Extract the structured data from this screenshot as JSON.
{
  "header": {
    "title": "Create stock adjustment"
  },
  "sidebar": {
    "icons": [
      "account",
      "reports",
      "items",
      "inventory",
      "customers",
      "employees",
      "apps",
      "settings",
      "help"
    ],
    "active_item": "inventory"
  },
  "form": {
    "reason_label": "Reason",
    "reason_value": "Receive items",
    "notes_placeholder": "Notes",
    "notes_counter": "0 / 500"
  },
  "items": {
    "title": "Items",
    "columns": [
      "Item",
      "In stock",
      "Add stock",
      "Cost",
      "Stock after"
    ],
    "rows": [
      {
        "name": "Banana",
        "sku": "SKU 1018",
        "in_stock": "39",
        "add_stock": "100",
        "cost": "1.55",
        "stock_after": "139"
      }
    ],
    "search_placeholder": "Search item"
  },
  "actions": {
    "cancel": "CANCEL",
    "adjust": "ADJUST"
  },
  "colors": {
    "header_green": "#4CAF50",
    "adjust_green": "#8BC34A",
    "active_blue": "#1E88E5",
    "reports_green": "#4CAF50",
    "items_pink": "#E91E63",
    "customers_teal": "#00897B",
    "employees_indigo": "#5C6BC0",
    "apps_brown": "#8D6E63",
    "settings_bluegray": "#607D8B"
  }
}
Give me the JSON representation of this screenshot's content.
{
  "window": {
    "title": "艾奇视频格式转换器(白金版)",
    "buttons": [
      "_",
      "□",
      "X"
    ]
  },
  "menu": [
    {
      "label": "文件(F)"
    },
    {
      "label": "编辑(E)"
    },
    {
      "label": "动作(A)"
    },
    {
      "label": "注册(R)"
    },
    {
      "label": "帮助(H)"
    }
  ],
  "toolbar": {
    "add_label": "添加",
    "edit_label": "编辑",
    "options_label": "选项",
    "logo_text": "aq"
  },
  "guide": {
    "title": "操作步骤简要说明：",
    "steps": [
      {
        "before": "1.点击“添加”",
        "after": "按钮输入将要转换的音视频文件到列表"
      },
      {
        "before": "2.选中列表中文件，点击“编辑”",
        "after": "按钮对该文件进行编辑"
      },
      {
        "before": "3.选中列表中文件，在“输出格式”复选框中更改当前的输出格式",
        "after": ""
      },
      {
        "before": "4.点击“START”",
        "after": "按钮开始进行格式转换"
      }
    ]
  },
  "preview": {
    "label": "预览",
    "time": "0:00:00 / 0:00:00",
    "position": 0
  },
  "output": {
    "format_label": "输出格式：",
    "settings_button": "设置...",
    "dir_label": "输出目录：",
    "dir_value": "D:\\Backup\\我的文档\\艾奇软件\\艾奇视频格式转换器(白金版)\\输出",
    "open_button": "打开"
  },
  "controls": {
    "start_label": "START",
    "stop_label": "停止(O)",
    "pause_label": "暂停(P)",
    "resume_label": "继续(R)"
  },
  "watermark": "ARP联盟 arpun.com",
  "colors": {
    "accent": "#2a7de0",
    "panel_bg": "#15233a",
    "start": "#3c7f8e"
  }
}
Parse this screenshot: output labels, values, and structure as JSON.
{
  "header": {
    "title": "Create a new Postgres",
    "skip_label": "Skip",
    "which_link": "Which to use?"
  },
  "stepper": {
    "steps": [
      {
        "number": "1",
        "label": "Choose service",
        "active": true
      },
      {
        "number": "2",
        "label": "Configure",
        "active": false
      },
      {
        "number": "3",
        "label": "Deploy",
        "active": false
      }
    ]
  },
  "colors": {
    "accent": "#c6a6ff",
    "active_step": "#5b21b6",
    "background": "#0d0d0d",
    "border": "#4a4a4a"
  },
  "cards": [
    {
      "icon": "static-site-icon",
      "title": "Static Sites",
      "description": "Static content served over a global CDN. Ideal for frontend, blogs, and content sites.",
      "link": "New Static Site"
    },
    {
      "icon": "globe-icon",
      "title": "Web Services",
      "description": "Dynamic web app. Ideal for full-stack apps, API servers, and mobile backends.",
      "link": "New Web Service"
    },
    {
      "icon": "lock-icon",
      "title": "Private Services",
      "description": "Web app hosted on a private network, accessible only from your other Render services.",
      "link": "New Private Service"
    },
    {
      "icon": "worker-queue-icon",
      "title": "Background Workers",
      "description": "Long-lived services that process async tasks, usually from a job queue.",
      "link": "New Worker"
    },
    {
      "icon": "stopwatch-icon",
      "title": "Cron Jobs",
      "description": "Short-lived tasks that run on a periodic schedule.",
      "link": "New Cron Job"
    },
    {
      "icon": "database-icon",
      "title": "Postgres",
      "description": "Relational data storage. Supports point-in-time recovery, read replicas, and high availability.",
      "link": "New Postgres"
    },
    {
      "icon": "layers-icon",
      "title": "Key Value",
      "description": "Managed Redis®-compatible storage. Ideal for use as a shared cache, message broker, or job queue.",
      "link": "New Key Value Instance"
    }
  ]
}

_ _ _ _ _

EXERCISE OBJECTIVE: Find all lines where the word "storage" appears. Copy them.

ANSWER IN FULL:
      "description": "Relational data storage. Supports point-in-time recovery, read replicas, and high availability.",
      "description": "Managed Redis®-compatible storage. Ideal for use as a shared cache, message broker, or job queue.",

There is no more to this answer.